**Problem**:
Report each line of the data that has "Write" somewhere in it.

Extracted records
────────
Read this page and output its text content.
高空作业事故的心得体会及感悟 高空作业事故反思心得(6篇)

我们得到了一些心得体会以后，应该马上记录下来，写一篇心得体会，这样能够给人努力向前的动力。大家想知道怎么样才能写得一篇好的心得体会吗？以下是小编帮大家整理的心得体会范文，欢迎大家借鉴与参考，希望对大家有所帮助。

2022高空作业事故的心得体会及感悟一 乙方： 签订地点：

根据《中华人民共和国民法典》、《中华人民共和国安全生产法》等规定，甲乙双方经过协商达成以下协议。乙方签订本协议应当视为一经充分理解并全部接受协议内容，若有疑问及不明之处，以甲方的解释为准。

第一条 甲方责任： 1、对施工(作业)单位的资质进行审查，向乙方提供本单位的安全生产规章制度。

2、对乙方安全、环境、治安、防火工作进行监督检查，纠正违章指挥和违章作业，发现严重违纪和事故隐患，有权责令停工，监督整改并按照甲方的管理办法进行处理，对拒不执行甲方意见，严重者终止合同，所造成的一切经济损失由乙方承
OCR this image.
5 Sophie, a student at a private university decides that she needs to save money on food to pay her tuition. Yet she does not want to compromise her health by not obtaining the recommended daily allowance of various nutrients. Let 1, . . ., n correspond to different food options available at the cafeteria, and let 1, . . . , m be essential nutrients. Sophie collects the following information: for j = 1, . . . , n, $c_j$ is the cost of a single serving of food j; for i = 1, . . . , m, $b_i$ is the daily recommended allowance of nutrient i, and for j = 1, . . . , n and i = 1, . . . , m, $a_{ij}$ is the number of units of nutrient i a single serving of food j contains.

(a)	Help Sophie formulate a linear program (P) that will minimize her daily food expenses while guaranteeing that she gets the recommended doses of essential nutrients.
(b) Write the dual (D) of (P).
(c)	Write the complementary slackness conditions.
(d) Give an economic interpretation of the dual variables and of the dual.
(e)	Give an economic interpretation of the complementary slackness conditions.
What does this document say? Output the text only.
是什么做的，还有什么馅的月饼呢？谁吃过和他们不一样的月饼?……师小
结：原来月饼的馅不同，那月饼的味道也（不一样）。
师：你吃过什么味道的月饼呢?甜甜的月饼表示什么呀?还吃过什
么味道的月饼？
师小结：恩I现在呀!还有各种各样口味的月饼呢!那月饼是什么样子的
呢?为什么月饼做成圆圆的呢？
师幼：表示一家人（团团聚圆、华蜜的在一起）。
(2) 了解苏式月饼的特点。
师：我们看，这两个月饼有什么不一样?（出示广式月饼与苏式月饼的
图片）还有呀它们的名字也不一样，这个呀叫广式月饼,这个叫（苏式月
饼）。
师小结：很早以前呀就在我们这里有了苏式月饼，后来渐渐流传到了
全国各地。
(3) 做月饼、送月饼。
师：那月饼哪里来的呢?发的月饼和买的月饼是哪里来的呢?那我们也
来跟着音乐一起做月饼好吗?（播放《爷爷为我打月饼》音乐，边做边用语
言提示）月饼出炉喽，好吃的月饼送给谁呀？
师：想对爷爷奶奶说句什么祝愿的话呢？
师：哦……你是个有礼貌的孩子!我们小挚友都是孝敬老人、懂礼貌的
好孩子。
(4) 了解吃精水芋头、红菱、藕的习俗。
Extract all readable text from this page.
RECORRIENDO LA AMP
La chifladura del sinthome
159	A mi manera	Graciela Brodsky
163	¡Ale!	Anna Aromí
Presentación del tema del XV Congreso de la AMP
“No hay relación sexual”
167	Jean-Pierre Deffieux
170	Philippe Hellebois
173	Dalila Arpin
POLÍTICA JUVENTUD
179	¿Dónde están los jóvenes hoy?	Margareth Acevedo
────────
**The solution**:
(b) Write the dual (D) of (P).
(c)	Write the complementary slackness conditions.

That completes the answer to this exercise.